WHAT YOU WILL DO: Go through the entries below and copy each line containing the word "Husleje".

Saved data entries
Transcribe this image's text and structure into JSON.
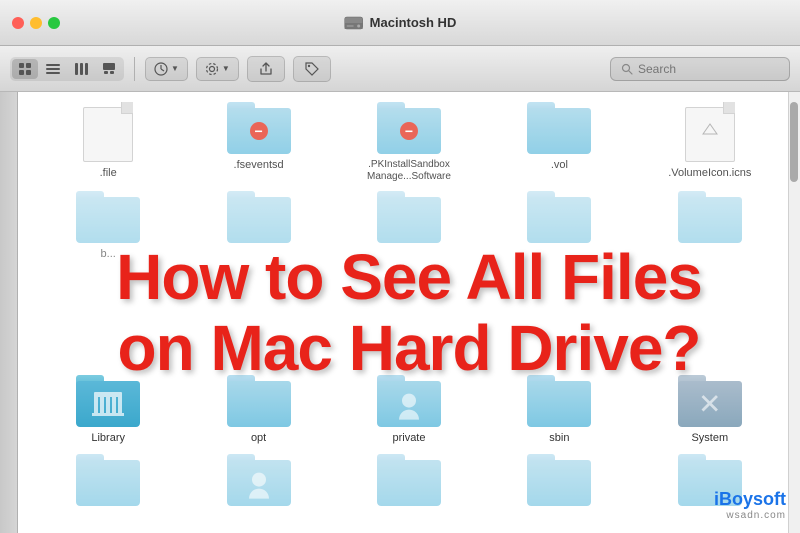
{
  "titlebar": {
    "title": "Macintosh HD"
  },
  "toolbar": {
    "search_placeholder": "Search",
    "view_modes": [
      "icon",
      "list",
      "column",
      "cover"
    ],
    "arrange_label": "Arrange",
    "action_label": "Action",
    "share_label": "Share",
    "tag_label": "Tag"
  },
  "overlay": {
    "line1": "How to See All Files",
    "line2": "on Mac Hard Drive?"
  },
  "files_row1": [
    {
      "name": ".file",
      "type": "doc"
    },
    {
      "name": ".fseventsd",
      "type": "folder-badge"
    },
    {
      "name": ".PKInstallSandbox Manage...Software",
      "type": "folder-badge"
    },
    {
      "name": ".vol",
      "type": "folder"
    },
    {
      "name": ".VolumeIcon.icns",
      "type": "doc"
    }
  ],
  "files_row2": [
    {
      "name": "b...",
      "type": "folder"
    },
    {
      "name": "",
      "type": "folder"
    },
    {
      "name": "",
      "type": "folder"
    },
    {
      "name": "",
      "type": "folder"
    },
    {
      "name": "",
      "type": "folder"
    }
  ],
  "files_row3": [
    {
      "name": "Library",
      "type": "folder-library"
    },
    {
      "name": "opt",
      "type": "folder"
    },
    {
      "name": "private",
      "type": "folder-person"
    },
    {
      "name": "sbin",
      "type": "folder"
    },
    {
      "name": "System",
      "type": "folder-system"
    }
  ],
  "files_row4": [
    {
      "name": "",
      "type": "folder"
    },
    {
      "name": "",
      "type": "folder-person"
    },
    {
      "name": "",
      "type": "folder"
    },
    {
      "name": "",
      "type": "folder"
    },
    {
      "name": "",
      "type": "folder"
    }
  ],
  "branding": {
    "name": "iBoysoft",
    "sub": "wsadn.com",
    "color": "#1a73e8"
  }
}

...

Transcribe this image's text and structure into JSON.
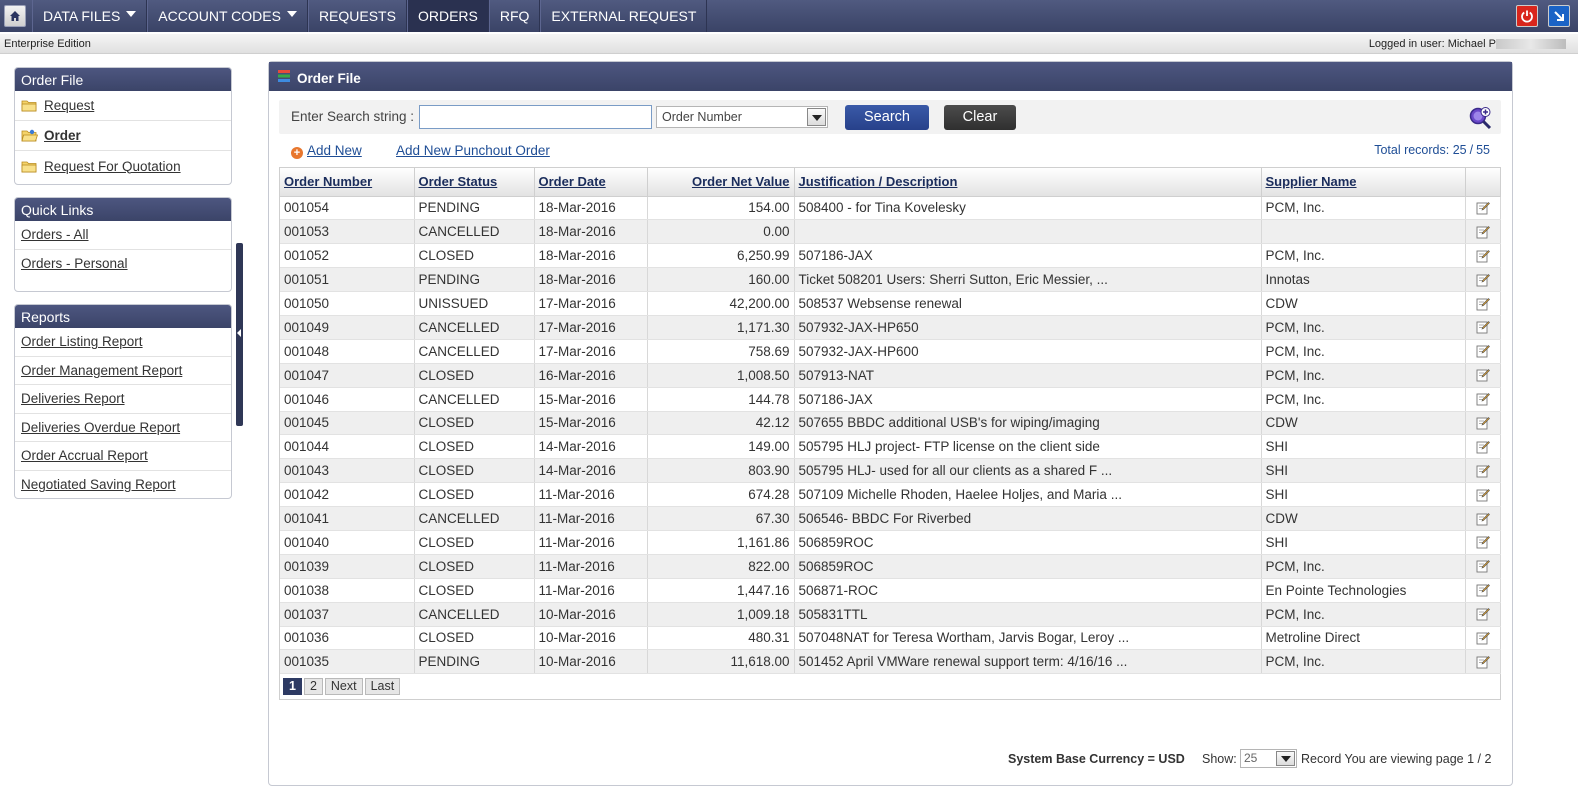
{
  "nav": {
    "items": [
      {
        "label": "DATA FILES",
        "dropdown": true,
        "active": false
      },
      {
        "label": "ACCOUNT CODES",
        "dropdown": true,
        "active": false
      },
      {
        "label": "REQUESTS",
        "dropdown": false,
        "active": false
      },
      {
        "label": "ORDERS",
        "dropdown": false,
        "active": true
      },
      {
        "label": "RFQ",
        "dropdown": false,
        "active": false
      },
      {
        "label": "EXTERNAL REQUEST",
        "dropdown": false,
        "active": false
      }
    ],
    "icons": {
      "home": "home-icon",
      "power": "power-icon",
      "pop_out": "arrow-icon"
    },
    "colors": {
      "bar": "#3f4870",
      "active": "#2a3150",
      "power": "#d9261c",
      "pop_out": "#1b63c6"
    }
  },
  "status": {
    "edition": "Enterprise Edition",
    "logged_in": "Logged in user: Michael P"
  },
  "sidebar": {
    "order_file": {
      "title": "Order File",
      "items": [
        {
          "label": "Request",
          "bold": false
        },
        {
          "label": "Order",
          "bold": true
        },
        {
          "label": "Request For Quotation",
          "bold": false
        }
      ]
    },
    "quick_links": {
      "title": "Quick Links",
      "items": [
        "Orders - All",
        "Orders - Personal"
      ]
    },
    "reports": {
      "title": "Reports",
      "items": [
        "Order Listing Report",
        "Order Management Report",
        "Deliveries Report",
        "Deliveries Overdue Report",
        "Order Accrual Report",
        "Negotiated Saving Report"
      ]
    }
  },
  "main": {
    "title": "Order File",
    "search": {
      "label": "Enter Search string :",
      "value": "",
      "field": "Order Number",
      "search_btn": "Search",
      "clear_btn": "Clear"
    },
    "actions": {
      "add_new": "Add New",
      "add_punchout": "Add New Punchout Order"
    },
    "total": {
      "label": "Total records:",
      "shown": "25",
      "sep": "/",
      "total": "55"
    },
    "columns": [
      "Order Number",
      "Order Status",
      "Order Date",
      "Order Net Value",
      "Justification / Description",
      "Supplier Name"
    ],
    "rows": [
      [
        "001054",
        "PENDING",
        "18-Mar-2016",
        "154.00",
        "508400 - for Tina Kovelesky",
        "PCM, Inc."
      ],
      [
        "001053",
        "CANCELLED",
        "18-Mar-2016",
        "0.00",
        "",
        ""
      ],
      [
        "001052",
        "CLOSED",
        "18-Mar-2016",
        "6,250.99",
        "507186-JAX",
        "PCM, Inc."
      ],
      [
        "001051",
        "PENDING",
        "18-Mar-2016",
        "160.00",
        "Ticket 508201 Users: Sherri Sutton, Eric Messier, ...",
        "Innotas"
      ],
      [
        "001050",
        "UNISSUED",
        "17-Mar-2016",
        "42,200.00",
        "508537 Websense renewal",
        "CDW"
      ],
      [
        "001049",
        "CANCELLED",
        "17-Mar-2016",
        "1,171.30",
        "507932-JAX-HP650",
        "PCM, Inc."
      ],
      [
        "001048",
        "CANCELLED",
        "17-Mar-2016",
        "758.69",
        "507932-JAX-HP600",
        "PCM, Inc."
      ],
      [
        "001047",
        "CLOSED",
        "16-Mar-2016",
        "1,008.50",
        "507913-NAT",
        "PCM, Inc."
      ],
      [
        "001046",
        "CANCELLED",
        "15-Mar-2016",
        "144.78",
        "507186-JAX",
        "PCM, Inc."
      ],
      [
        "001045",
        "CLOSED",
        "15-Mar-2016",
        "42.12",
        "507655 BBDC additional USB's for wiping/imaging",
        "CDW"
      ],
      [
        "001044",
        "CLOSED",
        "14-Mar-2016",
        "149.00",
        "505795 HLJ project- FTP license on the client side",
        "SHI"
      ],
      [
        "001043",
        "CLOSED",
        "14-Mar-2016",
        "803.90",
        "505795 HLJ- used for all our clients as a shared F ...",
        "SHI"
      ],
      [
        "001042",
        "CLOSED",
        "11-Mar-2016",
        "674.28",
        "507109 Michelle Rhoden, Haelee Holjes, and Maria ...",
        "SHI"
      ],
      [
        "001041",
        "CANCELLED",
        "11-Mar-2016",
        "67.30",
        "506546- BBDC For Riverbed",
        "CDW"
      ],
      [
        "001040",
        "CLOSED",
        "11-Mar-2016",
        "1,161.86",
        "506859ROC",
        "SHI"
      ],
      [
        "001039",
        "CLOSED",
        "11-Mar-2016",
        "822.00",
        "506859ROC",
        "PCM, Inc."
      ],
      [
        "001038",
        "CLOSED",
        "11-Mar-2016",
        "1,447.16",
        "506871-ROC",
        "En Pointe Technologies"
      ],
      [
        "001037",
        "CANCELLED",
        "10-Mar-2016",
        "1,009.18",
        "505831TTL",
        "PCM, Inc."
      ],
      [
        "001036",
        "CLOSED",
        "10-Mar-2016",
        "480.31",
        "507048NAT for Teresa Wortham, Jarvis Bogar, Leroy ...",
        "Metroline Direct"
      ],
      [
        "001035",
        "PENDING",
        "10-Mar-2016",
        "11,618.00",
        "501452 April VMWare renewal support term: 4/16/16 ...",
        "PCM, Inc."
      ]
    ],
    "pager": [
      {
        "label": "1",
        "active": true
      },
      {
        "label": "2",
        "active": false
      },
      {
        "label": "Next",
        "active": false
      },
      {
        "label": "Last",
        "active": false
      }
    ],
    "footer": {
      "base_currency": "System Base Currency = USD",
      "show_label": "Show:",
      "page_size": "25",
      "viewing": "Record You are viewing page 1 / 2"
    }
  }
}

==

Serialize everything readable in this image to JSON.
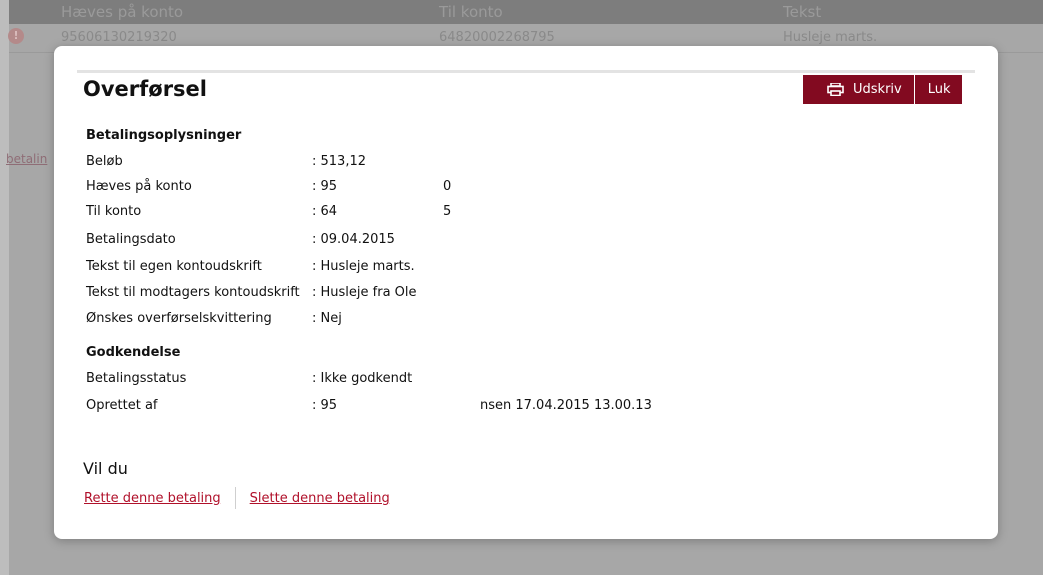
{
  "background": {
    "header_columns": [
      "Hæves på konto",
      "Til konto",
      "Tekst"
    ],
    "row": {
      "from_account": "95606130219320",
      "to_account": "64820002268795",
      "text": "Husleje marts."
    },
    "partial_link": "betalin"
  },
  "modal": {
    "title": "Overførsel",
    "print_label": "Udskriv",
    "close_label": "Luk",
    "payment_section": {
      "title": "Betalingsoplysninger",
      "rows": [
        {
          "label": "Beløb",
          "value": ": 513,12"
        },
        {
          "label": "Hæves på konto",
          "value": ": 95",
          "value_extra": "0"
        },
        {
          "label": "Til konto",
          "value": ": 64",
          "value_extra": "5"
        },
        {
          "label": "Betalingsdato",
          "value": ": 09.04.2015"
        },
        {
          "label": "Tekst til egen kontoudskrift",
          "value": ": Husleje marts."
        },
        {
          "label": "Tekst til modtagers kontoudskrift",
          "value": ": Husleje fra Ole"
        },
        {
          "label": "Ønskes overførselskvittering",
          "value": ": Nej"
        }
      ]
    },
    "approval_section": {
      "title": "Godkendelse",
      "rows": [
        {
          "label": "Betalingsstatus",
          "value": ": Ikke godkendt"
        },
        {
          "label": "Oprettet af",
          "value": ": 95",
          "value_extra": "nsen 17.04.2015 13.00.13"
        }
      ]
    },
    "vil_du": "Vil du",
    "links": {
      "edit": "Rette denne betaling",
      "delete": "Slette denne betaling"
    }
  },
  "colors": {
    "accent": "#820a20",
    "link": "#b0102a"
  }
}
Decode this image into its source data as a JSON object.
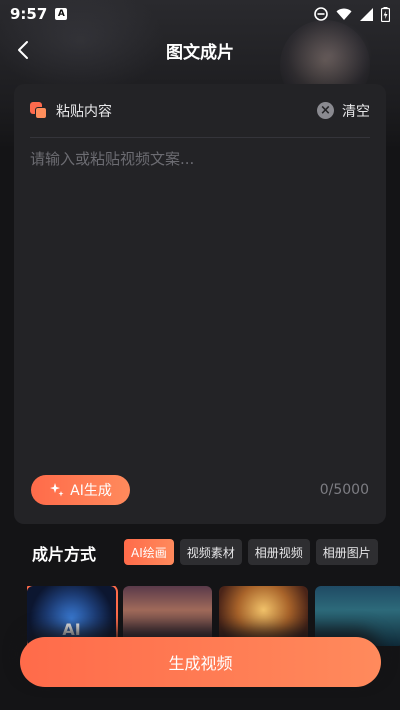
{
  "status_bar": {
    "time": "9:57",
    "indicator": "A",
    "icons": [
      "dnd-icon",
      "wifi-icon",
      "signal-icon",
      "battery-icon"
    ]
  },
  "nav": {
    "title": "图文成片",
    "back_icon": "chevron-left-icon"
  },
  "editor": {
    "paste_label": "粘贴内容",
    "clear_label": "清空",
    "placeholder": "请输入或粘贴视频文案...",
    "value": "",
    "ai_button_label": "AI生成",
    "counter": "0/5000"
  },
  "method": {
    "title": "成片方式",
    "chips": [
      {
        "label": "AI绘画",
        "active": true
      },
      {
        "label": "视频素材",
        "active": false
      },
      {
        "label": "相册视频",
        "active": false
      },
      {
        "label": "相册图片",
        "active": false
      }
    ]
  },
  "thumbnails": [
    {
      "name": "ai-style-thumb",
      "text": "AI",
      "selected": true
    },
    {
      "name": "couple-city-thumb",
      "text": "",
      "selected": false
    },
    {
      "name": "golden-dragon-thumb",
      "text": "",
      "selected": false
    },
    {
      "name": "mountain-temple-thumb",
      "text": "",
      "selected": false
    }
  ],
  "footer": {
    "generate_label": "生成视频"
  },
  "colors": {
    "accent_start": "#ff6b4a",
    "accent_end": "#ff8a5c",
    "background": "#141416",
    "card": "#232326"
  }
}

ANSWER TO THIS TASK:
      "text": "Husleje marts."
          "value": ": Husleje marts."
          "value": ": Husleje fra Ole"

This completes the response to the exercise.